Exercise aim: Scan the following material for the string "color" and copy each line in which it appears.

Given records:
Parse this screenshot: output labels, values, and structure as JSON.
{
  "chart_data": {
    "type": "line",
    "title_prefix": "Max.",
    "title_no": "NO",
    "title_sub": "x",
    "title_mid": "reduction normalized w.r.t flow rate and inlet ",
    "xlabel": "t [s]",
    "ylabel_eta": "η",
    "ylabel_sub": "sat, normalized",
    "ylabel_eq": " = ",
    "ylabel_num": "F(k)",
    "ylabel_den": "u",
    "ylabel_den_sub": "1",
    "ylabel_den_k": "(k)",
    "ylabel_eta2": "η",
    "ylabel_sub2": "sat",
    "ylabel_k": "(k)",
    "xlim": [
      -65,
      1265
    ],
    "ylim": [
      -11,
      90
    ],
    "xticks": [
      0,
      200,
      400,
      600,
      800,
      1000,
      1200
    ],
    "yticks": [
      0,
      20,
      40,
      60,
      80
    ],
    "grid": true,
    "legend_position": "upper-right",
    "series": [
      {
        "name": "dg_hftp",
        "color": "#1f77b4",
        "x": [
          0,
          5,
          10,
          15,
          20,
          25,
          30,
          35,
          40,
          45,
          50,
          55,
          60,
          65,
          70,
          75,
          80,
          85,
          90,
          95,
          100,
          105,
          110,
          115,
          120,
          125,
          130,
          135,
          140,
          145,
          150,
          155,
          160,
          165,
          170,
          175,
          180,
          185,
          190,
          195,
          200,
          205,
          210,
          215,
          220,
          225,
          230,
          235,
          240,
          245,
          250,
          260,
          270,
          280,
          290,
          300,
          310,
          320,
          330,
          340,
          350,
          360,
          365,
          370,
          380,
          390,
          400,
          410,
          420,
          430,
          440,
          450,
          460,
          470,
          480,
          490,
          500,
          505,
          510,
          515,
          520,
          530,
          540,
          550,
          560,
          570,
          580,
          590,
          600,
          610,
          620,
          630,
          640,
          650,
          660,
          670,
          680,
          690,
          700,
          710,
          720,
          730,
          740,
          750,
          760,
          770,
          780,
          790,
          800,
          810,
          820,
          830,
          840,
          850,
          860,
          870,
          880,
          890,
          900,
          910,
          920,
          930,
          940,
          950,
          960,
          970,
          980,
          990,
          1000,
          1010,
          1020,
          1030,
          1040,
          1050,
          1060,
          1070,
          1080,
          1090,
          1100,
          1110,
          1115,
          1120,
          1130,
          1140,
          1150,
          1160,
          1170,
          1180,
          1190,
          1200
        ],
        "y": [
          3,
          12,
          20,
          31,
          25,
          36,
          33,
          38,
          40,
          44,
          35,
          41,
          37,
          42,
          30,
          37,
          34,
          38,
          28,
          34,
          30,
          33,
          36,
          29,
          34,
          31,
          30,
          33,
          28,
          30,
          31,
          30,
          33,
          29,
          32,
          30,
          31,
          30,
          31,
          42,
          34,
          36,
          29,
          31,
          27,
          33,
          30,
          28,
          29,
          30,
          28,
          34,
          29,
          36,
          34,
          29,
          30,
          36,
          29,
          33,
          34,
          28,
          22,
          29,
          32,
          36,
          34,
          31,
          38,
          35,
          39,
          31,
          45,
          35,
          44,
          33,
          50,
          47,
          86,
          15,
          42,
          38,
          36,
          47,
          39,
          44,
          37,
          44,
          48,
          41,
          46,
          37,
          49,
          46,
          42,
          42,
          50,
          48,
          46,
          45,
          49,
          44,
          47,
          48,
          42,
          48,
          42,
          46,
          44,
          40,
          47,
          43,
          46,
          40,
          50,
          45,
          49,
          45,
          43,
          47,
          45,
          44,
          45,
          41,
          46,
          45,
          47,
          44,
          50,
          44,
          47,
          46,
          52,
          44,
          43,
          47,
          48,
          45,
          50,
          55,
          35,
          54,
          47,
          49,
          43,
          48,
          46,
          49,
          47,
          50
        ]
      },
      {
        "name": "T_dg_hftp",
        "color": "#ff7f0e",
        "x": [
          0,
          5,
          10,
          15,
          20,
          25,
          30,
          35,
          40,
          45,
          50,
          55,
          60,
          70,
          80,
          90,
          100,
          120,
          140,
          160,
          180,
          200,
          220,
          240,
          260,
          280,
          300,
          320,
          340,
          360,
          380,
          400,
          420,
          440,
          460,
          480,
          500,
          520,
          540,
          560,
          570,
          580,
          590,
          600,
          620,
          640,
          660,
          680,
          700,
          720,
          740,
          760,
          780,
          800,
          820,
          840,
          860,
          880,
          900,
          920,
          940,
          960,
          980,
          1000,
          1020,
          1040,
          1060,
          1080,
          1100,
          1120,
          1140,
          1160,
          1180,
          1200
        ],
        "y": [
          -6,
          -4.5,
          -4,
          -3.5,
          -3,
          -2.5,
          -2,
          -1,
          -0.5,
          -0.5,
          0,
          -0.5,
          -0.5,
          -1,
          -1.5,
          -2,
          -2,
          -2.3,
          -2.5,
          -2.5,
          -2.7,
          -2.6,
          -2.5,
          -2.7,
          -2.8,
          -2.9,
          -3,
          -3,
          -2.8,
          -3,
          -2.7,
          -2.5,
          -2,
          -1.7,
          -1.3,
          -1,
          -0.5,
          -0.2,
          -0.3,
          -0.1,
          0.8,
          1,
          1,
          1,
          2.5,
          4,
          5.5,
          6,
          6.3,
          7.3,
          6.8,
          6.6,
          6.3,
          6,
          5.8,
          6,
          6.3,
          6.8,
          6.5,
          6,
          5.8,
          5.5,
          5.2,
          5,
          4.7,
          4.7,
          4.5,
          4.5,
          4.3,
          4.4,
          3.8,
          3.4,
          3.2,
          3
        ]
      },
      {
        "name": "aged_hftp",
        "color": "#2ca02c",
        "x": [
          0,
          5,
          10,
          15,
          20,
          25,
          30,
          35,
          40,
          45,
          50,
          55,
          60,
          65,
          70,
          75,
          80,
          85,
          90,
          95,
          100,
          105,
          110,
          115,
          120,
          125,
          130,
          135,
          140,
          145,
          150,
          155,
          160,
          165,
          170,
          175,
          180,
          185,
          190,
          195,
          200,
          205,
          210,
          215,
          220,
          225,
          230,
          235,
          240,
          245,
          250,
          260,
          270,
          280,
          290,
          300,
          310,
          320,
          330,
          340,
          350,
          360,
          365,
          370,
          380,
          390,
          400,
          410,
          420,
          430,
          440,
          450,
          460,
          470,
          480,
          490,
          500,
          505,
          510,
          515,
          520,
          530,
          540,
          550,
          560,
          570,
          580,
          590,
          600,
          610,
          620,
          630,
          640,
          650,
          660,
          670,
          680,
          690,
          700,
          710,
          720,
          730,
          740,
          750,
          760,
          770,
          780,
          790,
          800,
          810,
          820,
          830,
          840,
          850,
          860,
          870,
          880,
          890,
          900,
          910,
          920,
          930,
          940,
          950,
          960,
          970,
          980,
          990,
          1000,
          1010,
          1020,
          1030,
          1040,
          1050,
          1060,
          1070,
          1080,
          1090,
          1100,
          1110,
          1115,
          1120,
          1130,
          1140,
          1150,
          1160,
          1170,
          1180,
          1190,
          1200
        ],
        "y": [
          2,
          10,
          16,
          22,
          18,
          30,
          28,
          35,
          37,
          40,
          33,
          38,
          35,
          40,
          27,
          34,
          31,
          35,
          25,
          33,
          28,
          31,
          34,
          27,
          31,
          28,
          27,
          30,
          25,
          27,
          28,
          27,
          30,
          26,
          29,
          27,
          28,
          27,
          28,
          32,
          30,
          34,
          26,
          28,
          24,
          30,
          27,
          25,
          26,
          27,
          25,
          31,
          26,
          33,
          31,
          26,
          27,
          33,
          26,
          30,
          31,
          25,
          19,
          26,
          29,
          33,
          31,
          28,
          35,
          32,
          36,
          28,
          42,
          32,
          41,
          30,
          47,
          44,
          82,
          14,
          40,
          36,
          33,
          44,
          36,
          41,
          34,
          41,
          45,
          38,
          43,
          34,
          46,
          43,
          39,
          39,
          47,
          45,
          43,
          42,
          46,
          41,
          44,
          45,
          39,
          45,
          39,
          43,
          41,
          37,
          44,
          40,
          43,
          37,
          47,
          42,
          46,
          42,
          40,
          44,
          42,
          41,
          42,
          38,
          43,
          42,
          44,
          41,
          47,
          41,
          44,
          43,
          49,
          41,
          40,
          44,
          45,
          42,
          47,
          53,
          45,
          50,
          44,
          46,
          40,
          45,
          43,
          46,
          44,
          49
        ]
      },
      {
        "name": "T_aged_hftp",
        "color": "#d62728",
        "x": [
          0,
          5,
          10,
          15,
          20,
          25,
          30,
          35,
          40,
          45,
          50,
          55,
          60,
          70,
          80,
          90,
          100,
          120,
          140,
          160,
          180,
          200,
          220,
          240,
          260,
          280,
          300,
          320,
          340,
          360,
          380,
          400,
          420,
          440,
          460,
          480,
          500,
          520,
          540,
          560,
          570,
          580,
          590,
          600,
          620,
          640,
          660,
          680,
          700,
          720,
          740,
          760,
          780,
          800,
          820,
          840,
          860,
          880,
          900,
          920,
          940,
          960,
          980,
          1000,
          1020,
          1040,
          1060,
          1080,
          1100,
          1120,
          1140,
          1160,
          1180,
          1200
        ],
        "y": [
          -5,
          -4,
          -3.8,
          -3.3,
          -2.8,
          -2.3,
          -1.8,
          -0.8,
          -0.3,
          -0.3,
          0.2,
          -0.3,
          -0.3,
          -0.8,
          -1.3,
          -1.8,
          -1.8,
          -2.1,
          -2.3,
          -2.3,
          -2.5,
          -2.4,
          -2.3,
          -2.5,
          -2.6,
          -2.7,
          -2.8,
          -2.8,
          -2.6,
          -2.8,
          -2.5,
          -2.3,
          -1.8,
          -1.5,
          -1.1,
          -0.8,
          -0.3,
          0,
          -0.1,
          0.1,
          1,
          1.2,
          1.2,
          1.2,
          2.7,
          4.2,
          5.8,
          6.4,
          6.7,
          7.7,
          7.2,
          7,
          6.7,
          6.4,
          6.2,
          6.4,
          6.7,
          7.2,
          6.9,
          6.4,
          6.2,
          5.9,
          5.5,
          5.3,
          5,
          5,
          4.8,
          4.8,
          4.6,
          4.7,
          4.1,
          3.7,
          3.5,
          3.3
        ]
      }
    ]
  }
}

Finished exercise:
        "color": "#1f77b4",
        "color": "#ff7f0e",
        "color": "#2ca02c",
        "color": "#d62728",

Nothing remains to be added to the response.